PROBLEM REQUIREMENTS => From the entries that follow, pick out all lines holding "retrieved".

STORED ROWS =>
══════════
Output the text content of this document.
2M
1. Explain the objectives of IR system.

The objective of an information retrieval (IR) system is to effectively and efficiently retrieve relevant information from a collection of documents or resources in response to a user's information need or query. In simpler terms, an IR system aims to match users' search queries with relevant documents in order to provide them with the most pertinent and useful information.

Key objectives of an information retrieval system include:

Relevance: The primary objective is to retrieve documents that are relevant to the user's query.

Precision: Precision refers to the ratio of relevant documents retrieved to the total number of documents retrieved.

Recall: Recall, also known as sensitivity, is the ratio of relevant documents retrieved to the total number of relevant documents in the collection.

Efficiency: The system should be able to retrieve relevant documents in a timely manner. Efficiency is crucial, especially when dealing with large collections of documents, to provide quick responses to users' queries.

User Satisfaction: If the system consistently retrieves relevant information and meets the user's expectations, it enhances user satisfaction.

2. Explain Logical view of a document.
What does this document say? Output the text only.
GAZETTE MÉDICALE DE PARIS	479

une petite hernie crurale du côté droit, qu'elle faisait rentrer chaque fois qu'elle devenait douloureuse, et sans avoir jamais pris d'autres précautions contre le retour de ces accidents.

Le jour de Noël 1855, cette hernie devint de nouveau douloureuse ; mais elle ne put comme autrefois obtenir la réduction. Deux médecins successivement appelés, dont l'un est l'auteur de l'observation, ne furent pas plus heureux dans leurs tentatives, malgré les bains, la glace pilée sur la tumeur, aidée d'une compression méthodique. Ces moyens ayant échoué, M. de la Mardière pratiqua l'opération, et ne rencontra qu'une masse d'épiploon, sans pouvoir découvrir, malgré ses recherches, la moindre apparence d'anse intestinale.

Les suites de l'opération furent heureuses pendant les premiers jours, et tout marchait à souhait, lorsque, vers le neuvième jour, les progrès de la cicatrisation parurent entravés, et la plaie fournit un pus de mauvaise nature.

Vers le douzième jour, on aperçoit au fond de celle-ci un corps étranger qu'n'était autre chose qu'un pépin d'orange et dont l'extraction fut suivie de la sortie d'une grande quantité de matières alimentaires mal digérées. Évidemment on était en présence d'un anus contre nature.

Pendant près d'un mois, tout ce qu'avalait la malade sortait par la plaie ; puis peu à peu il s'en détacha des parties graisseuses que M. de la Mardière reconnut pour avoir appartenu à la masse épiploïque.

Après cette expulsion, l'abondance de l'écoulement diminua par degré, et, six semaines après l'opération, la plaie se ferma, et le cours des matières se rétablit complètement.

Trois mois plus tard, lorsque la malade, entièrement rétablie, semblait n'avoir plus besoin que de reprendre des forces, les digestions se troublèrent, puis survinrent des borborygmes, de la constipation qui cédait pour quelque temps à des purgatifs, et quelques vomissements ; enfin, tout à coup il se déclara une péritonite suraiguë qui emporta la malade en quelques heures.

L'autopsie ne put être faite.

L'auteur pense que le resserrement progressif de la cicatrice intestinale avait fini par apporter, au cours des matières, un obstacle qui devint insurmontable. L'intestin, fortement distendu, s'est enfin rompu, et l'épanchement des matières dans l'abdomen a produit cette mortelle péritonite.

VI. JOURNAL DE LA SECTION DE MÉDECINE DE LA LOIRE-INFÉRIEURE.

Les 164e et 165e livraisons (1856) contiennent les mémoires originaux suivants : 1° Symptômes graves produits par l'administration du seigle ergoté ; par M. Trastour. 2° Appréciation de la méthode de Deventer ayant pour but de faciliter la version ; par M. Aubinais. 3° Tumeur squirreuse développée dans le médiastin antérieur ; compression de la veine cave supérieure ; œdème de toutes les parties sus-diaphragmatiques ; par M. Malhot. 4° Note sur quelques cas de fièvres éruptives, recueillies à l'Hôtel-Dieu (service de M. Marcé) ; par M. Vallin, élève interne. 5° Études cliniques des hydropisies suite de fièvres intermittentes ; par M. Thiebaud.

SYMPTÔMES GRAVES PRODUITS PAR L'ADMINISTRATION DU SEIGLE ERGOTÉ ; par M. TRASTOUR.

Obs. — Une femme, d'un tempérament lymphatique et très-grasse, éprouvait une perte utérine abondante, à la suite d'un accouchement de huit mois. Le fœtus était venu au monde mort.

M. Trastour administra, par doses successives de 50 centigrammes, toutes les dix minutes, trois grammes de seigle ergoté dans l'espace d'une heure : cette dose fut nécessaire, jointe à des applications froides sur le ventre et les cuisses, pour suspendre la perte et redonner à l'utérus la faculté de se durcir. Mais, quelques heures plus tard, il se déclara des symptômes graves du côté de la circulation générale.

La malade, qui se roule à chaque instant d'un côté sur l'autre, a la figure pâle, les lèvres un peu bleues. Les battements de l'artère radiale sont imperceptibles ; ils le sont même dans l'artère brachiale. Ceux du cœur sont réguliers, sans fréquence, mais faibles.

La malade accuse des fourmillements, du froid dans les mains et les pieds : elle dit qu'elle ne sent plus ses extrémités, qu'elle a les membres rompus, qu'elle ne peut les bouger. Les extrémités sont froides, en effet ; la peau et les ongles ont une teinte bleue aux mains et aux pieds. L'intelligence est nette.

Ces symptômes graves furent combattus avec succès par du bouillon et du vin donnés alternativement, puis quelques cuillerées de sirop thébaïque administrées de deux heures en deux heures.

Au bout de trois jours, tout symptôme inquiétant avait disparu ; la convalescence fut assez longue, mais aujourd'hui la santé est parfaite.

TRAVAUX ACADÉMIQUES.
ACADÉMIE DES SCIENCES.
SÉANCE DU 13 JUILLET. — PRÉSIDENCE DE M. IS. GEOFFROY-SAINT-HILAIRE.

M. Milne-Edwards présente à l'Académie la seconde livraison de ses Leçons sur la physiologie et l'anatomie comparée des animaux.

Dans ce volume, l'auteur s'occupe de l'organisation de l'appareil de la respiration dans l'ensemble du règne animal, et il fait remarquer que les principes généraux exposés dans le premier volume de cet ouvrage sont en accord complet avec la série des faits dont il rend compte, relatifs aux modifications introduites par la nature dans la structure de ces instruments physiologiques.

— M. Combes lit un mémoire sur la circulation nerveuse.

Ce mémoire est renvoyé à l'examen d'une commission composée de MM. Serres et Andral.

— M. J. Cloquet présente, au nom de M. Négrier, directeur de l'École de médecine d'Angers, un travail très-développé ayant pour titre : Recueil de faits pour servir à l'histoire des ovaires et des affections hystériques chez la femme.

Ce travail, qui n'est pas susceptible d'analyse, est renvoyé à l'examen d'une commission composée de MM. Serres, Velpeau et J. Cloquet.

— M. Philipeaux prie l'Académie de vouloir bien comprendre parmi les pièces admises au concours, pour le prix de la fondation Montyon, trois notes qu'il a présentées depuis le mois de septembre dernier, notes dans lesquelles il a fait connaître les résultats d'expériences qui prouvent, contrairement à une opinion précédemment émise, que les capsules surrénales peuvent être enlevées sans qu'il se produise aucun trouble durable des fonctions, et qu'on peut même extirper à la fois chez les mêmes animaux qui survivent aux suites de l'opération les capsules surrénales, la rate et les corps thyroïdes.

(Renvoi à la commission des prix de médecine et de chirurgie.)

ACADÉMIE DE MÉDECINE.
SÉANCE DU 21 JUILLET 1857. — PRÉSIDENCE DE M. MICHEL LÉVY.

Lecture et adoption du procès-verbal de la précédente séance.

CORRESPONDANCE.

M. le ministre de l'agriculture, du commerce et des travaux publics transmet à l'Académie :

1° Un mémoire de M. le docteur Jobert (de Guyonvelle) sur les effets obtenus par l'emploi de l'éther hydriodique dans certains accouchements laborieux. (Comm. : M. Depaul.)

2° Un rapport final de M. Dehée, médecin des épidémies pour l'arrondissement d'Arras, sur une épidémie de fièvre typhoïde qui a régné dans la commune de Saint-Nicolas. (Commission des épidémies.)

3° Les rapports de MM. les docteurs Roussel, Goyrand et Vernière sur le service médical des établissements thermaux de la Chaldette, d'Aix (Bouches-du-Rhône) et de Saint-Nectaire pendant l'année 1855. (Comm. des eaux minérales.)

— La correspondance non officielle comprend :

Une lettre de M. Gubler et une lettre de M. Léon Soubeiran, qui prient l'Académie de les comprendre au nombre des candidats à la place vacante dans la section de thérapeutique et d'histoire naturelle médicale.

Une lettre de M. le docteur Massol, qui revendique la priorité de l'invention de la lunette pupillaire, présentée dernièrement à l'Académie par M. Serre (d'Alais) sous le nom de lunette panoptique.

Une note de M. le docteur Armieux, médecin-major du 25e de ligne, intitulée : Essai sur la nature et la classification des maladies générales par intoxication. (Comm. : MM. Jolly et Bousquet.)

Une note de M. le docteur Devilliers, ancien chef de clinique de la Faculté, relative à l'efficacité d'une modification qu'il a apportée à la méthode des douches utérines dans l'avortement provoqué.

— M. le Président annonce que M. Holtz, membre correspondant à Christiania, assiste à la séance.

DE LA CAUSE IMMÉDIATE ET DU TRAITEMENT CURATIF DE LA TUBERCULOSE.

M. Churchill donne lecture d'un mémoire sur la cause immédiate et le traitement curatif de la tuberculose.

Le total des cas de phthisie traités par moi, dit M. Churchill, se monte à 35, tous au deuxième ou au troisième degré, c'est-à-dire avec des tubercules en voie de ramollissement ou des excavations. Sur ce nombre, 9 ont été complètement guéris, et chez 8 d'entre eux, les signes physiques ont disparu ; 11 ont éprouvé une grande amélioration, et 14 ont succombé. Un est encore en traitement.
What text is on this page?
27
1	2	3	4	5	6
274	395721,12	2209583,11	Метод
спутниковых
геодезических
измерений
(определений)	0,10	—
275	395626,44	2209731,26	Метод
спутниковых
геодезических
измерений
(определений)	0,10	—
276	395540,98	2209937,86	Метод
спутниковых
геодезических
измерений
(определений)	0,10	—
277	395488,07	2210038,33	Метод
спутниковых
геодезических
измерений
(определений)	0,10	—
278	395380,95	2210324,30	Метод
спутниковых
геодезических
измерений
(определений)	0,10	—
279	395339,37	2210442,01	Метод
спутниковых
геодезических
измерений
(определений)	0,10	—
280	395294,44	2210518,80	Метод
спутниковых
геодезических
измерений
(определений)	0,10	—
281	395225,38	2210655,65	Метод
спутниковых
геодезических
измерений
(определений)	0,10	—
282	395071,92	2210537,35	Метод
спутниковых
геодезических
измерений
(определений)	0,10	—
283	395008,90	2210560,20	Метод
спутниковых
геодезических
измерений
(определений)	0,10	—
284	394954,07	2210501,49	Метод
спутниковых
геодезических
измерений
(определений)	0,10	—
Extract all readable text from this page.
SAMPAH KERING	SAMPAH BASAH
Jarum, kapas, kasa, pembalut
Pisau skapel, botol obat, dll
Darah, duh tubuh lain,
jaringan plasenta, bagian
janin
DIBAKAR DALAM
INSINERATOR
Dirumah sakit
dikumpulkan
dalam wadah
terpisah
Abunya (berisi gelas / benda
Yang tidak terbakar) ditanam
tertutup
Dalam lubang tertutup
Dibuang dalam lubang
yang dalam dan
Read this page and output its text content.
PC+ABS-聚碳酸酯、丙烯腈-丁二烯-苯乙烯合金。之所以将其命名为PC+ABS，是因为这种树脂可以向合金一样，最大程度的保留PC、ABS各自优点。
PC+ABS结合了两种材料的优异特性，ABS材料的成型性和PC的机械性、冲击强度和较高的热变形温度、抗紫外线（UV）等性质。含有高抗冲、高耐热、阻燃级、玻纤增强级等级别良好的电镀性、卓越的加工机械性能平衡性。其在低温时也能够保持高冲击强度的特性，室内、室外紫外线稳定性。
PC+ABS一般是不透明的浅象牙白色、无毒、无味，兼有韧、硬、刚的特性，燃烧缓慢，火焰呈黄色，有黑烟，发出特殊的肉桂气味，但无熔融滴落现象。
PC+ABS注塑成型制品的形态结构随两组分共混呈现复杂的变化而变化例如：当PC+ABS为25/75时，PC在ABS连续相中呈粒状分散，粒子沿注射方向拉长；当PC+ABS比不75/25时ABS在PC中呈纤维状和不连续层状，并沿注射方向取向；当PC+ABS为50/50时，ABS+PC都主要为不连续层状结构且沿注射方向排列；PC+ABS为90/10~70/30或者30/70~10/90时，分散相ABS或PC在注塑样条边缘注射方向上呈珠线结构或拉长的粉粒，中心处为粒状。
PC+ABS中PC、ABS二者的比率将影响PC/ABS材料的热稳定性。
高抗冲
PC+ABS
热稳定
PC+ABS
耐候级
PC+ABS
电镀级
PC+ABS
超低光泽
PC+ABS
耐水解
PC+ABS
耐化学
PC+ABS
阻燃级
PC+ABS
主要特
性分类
══════════
RESPONSE TO THIS TASK =>
Precision: Precision refers to the ratio of relevant documents retrieved to the total number of documents retrieved.
Recall: Recall, also known as sensitivity, is the ratio of relevant documents retrieved to the total number of relevant documents in the collection.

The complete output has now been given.